▶ RECORDS FOR THE EXERCISE:
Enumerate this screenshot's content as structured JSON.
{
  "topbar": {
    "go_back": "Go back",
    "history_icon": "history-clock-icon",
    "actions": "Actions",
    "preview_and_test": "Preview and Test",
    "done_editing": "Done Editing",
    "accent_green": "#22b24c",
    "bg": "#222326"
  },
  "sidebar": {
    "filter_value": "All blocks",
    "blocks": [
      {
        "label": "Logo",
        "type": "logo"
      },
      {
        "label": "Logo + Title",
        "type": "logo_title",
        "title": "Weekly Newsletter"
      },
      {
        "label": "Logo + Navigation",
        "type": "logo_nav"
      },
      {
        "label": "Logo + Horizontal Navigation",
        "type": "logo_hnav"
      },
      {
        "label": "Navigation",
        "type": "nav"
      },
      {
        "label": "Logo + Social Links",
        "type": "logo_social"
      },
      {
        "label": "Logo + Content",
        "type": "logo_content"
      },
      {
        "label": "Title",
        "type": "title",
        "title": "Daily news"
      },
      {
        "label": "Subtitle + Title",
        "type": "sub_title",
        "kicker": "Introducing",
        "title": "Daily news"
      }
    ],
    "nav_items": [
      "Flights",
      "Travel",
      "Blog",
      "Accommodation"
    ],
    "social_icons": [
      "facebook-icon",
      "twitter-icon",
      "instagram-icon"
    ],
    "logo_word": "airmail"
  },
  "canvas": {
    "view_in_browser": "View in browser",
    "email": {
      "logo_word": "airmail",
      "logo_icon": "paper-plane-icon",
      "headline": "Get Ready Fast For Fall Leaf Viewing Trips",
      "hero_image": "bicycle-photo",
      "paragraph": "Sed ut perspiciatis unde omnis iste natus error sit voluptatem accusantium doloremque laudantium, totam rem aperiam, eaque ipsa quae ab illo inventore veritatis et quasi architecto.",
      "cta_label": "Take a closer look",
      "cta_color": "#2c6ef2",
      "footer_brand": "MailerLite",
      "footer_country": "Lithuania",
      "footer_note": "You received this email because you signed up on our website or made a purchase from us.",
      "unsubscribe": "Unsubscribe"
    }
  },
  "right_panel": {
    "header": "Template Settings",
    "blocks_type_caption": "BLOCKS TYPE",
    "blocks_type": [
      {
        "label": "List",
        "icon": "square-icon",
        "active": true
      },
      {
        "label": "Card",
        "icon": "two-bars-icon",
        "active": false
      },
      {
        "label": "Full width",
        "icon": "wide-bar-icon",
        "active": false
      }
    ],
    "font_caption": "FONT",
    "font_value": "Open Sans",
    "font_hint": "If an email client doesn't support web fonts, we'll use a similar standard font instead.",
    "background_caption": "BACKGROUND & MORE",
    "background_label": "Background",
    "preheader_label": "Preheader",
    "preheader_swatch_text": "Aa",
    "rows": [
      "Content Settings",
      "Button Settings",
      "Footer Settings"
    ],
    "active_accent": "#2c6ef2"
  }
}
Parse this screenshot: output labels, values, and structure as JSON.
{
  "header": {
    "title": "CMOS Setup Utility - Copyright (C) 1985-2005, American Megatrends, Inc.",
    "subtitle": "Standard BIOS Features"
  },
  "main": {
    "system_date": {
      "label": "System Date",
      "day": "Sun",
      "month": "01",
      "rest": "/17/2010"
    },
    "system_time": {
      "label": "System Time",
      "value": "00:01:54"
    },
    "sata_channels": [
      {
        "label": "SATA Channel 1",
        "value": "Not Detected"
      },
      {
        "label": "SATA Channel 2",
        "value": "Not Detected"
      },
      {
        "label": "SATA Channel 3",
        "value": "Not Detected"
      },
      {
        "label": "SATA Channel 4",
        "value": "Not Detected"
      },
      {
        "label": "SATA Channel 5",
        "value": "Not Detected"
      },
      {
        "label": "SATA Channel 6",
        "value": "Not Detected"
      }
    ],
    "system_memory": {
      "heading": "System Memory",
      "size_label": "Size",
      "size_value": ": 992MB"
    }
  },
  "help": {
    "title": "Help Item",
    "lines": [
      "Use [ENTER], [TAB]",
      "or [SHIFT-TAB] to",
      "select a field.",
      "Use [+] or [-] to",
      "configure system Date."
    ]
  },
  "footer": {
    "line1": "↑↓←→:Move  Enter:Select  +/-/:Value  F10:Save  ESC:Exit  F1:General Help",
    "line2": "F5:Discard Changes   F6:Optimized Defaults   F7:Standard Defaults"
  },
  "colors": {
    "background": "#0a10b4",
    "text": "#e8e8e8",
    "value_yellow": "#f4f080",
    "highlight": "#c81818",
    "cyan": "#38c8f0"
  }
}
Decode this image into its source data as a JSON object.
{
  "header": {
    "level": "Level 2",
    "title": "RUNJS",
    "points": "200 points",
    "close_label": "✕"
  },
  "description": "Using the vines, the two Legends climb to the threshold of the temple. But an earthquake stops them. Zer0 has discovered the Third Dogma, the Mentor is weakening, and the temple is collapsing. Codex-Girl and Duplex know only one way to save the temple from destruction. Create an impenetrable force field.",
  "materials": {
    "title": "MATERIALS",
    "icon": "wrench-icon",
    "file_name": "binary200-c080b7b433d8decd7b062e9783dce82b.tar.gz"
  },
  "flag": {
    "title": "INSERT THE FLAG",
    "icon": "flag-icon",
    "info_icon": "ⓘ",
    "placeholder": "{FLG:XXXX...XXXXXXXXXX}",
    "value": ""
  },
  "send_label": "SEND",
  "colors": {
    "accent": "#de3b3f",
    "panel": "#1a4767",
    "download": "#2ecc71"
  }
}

▶ THE PROBLEM:
Reproduce only those lines of the entries above that run from the line with "Decode this image" to the final line.

▶ TASK ANSWER:
Decode this image into its source data as a JSON object.
{
  "header": {
    "level": "Level 2",
    "title": "RUNJS",
    "points": "200 points",
    "close_label": "✕"
  },
  "description": "Using the vines, the two Legends climb to the threshold of the temple. But an earthquake stops them. Zer0 has discovered the Third Dogma, the Mentor is weakening, and the temple is collapsing. Codex-Girl and Duplex know only one way to save the temple from destruction. Create an impenetrable force field.",
  "materials": {
    "title": "MATERIALS",
    "icon": "wrench-icon",
    "file_name": "binary200-c080b7b433d8decd7b062e9783dce82b.tar.gz"
  },
  "flag": {
    "title": "INSERT THE FLAG",
    "icon": "flag-icon",
    "info_icon": "ⓘ",
    "placeholder": "{FLG:XXXX...XXXXXXXXXX}",
    "value": ""
  },
  "send_label": "SEND",
  "colors": {
    "accent": "#de3b3f",
    "panel": "#1a4767",
    "download": "#2ecc71"
  }
}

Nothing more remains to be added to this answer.